**Stated problem:** Repeat the listing in full, exactly as it stands.

▼

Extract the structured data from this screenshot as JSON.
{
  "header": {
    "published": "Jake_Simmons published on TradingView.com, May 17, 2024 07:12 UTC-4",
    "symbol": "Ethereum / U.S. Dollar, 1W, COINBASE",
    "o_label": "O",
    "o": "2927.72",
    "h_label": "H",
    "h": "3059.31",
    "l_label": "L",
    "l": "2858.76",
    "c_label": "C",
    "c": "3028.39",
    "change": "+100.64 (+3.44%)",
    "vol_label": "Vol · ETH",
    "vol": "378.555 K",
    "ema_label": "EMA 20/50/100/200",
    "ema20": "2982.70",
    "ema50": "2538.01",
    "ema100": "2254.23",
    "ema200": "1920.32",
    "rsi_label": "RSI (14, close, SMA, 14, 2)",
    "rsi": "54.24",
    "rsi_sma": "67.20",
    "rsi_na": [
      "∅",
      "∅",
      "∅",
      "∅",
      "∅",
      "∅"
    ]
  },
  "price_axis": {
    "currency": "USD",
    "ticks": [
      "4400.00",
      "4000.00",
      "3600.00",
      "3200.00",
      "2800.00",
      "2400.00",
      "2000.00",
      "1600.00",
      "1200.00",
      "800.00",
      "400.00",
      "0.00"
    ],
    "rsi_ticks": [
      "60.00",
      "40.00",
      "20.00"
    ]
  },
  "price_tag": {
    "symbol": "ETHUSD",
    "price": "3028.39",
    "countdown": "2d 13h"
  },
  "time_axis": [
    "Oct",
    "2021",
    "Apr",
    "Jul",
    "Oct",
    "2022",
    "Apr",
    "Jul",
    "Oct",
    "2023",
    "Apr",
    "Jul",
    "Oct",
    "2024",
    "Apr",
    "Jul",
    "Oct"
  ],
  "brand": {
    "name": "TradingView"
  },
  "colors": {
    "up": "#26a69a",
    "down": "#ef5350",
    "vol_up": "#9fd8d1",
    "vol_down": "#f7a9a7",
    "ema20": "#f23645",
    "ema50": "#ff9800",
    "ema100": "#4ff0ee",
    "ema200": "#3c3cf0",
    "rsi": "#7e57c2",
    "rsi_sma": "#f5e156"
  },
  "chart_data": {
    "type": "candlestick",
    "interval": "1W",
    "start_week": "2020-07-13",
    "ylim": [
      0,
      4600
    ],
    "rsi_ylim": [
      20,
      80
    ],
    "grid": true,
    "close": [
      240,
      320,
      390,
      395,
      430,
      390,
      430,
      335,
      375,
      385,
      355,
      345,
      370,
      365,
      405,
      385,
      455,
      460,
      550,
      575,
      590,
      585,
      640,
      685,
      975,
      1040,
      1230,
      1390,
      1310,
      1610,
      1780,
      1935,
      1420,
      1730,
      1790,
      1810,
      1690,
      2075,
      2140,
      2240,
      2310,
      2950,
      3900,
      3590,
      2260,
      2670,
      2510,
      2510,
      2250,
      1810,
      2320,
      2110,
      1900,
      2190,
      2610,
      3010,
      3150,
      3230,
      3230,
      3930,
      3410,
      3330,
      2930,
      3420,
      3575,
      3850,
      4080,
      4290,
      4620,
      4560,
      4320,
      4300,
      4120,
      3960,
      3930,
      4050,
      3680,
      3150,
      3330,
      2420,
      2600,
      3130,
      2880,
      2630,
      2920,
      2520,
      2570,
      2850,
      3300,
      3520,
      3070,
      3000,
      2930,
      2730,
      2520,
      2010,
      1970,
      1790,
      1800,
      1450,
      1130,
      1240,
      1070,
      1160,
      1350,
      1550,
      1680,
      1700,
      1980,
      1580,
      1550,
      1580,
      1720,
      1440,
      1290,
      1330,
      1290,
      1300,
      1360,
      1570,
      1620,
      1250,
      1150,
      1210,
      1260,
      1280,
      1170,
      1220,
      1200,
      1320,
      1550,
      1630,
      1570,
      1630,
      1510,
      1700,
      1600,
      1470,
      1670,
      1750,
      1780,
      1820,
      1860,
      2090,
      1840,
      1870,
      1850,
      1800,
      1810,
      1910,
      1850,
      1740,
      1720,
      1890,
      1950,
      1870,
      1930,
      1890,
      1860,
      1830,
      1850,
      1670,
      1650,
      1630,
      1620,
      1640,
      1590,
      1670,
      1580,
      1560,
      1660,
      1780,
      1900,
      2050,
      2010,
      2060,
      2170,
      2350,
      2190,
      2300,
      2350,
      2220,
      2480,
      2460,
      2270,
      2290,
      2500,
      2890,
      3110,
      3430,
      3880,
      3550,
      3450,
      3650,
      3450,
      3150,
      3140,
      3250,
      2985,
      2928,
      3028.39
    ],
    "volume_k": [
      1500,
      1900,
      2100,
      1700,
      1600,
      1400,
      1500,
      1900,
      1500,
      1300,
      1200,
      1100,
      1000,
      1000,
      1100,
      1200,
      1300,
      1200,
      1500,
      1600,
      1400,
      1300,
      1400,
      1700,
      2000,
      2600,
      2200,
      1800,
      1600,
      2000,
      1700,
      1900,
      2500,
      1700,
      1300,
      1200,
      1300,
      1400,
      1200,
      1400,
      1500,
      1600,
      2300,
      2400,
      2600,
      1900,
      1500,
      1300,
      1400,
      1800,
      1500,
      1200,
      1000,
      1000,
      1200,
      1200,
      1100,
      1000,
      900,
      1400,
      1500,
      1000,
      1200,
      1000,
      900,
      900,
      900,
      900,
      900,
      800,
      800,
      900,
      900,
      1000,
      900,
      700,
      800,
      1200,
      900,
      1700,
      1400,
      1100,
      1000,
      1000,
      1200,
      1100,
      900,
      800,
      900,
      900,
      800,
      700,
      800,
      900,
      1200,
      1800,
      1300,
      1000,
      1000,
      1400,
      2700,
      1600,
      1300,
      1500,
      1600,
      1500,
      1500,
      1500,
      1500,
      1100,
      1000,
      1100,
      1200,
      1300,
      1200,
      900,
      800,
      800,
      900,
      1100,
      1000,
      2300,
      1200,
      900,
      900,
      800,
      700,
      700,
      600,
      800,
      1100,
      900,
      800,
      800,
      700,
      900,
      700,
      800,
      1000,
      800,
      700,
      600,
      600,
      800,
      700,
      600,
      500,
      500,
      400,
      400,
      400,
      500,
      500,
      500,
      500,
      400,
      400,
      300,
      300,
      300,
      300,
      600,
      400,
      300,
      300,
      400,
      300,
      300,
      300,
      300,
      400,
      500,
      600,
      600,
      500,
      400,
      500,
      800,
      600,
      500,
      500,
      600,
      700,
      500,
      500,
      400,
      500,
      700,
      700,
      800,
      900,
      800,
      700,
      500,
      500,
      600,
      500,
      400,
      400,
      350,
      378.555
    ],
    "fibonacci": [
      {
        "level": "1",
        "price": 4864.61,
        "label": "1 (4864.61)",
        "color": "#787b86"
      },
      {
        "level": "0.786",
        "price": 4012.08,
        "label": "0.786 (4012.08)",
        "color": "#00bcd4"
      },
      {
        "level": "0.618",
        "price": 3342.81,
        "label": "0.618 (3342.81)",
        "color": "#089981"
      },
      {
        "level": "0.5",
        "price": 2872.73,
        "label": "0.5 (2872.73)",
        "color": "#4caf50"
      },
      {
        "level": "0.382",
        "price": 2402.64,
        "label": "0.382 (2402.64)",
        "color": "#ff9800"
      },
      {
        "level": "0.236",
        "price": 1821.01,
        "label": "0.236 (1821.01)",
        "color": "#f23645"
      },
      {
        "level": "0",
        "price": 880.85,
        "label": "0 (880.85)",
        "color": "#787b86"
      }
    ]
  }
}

▲

**The response:**
Extract the structured data from this screenshot as JSON.
{
  "header": {
    "published": "Jake_Simmons published on TradingView.com, May 17, 2024 07:12 UTC-4",
    "symbol": "Ethereum / U.S. Dollar, 1W, COINBASE",
    "o_label": "O",
    "o": "2927.72",
    "h_label": "H",
    "h": "3059.31",
    "l_label": "L",
    "l": "2858.76",
    "c_label": "C",
    "c": "3028.39",
    "change": "+100.64 (+3.44%)",
    "vol_label": "Vol · ETH",
    "vol": "378.555 K",
    "ema_label": "EMA 20/50/100/200",
    "ema20": "2982.70",
    "ema50": "2538.01",
    "ema100": "2254.23",
    "ema200": "1920.32",
    "rsi_label": "RSI (14, close, SMA, 14, 2)",
    "rsi": "54.24",
    "rsi_sma": "67.20",
    "rsi_na": [
      "∅",
      "∅",
      "∅",
      "∅",
      "∅",
      "∅"
    ]
  },
  "price_axis": {
    "currency": "USD",
    "ticks": [
      "4400.00",
      "4000.00",
      "3600.00",
      "3200.00",
      "2800.00",
      "2400.00",
      "2000.00",
      "1600.00",
      "1200.00",
      "800.00",
      "400.00",
      "0.00"
    ],
    "rsi_ticks": [
      "60.00",
      "40.00",
      "20.00"
    ]
  },
  "price_tag": {
    "symbol": "ETHUSD",
    "price": "3028.39",
    "countdown": "2d 13h"
  },
  "time_axis": [
    "Oct",
    "2021",
    "Apr",
    "Jul",
    "Oct",
    "2022",
    "Apr",
    "Jul",
    "Oct",
    "2023",
    "Apr",
    "Jul",
    "Oct",
    "2024",
    "Apr",
    "Jul",
    "Oct"
  ],
  "brand": {
    "name": "TradingView"
  },
  "colors": {
    "up": "#26a69a",
    "down": "#ef5350",
    "vol_up": "#9fd8d1",
    "vol_down": "#f7a9a7",
    "ema20": "#f23645",
    "ema50": "#ff9800",
    "ema100": "#4ff0ee",
    "ema200": "#3c3cf0",
    "rsi": "#7e57c2",
    "rsi_sma": "#f5e156"
  },
  "chart_data": {
    "type": "candlestick",
    "interval": "1W",
    "start_week": "2020-07-13",
    "ylim": [
      0,
      4600
    ],
    "rsi_ylim": [
      20,
      80
    ],
    "grid": true,
    "close": [
      240,
      320,
      390,
      395,
      430,
      390,
      430,
      335,
      375,
      385,
      355,
      345,
      370,
      365,
      405,
      385,
      455,
      460,
      550,
      575,
      590,
      585,
      640,
      685,
      975,
      1040,
      1230,
      1390,
      1310,
      1610,
      1780,
      1935,
      1420,
      1730,
      1790,
      1810,
      1690,
      2075,
      2140,
      2240,
      2310,
      2950,
      3900,
      3590,
      2260,
      2670,
      2510,
      2510,
      2250,
      1810,
      2320,
      2110,
      1900,
      2190,
      2610,
      3010,
      3150,
      3230,
      3230,
      3930,
      3410,
      3330,
      2930,
      3420,
      3575,
      3850,
      4080,
      4290,
      4620,
      4560,
      4320,
      4300,
      4120,
      3960,
      3930,
      4050,
      3680,
      3150,
      3330,
      2420,
      2600,
      3130,
      2880,
      2630,
      2920,
      2520,
      2570,
      2850,
      3300,
      3520,
      3070,
      3000,
      2930,
      2730,
      2520,
      2010,
      1970,
      1790,
      1800,
      1450,
      1130,
      1240,
      1070,
      1160,
      1350,
      1550,
      1680,
      1700,
      1980,
      1580,
      1550,
      1580,
      1720,
      1440,
      1290,
      1330,
      1290,
      1300,
      1360,
      1570,
      1620,
      1250,
      1150,
      1210,
      1260,
      1280,
      1170,
      1220,
      1200,
      1320,
      1550,
      1630,
      1570,
      1630,
      1510,
      1700,
      1600,
      1470,
      1670,
      1750,
      1780,
      1820,
      1860,
      2090,
      1840,
      1870,
      1850,
      1800,
      1810,
      1910,
      1850,
      1740,
      1720,
      1890,
      1950,
      1870,
      1930,
      1890,
      1860,
      1830,
      1850,
      1670,
      1650,
      1630,
      1620,
      1640,
      1590,
      1670,
      1580,
      1560,
      1660,
      1780,
      1900,
      2050,
      2010,
      2060,
      2170,
      2350,
      2190,
      2300,
      2350,
      2220,
      2480,
      2460,
      2270,
      2290,
      2500,
      2890,
      3110,
      3430,
      3880,
      3550,
      3450,
      3650,
      3450,
      3150,
      3140,
      3250,
      2985,
      2928,
      3028.39
    ],
    "volume_k": [
      1500,
      1900,
      2100,
      1700,
      1600,
      1400,
      1500,
      1900,
      1500,
      1300,
      1200,
      1100,
      1000,
      1000,
      1100,
      1200,
      1300,
      1200,
      1500,
      1600,
      1400,
      1300,
      1400,
      1700,
      2000,
      2600,
      2200,
      1800,
      1600,
      2000,
      1700,
      1900,
      2500,
      1700,
      1300,
      1200,
      1300,
      1400,
      1200,
      1400,
      1500,
      1600,
      2300,
      2400,
      2600,
      1900,
      1500,
      1300,
      1400,
      1800,
      1500,
      1200,
      1000,
      1000,
      1200,
      1200,
      1100,
      1000,
      900,
      1400,
      1500,
      1000,
      1200,
      1000,
      900,
      900,
      900,
      900,
      900,
      800,
      800,
      900,
      900,
      1000,
      900,
      700,
      800,
      1200,
      900,
      1700,
      1400,
      1100,
      1000,
      1000,
      1200,
      1100,
      900,
      800,
      900,
      900,
      800,
      700,
      800,
      900,
      1200,
      1800,
      1300,
      1000,
      1000,
      1400,
      2700,
      1600,
      1300,
      1500,
      1600,
      1500,
      1500,
      1500,
      1500,
      1100,
      1000,
      1100,
      1200,
      1300,
      1200,
      900,
      800,
      800,
      900,
      1100,
      1000,
      2300,
      1200,
      900,
      900,
      800,
      700,
      700,
      600,
      800,
      1100,
      900,
      800,
      800,
      700,
      900,
      700,
      800,
      1000,
      800,
      700,
      600,
      600,
      800,
      700,
      600,
      500,
      500,
      400,
      400,
      400,
      500,
      500,
      500,
      500,
      400,
      400,
      300,
      300,
      300,
      300,
      600,
      400,
      300,
      300,
      400,
      300,
      300,
      300,
      300,
      400,
      500,
      600,
      600,
      500,
      400,
      500,
      800,
      600,
      500,
      500,
      600,
      700,
      500,
      500,
      400,
      500,
      700,
      700,
      800,
      900,
      800,
      700,
      500,
      500,
      600,
      500,
      400,
      400,
      350,
      378.555
    ],
    "fibonacci": [
      {
        "level": "1",
        "price": 4864.61,
        "label": "1 (4864.61)",
        "color": "#787b86"
      },
      {
        "level": "0.786",
        "price": 4012.08,
        "label": "0.786 (4012.08)",
        "color": "#00bcd4"
      },
      {
        "level": "0.618",
        "price": 3342.81,
        "label": "0.618 (3342.81)",
        "color": "#089981"
      },
      {
        "level": "0.5",
        "price": 2872.73,
        "label": "0.5 (2872.73)",
        "color": "#4caf50"
      },
      {
        "level": "0.382",
        "price": 2402.64,
        "label": "0.382 (2402.64)",
        "color": "#ff9800"
      },
      {
        "level": "0.236",
        "price": 1821.01,
        "label": "0.236 (1821.01)",
        "color": "#f23645"
      },
      {
        "level": "0",
        "price": 880.85,
        "label": "0 (880.85)",
        "color": "#787b86"
      }
    ]
  }
}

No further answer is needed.